** begin MATERIAL PROVIDED **
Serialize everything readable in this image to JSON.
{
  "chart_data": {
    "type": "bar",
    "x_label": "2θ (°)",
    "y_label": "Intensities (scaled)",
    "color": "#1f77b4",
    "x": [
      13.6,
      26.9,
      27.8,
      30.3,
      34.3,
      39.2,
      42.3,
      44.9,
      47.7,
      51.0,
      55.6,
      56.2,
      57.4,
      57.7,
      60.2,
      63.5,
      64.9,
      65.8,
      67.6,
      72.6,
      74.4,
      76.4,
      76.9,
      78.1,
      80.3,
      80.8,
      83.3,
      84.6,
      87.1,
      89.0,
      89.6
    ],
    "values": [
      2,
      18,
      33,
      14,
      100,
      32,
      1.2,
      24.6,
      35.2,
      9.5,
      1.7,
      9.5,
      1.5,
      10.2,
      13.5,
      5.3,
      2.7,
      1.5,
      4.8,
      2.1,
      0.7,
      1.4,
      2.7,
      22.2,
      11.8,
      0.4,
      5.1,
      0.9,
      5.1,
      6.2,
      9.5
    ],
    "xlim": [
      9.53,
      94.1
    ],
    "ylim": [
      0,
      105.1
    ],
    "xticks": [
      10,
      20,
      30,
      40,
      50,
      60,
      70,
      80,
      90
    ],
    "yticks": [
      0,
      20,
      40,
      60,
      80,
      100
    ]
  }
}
** end MATERIAL PROVIDED **
• [WHAT IS BEING ASKED]
From the first line to the last, retype the data exactly.

• [TASK ANSWER]
Serialize everything readable in this image to JSON.
{
  "chart_data": {
    "type": "bar",
    "x_label": "2θ (°)",
    "y_label": "Intensities (scaled)",
    "color": "#1f77b4",
    "x": [
      13.6,
      26.9,
      27.8,
      30.3,
      34.3,
      39.2,
      42.3,
      44.9,
      47.7,
      51.0,
      55.6,
      56.2,
      57.4,
      57.7,
      60.2,
      63.5,
      64.9,
      65.8,
      67.6,
      72.6,
      74.4,
      76.4,
      76.9,
      78.1,
      80.3,
      80.8,
      83.3,
      84.6,
      87.1,
      89.0,
      89.6
    ],
    "values": [
      2,
      18,
      33,
      14,
      100,
      32,
      1.2,
      24.6,
      35.2,
      9.5,
      1.7,
      9.5,
      1.5,
      10.2,
      13.5,
      5.3,
      2.7,
      1.5,
      4.8,
      2.1,
      0.7,
      1.4,
      2.7,
      22.2,
      11.8,
      0.4,
      5.1,
      0.9,
      5.1,
      6.2,
      9.5
    ],
    "xlim": [
      9.53,
      94.1
    ],
    "ylim": [
      0,
      105.1
    ],
    "xticks": [
      10,
      20,
      30,
      40,
      50,
      60,
      70,
      80,
      90
    ],
    "yticks": [
      0,
      20,
      40,
      60,
      80,
      100
    ]
  }
}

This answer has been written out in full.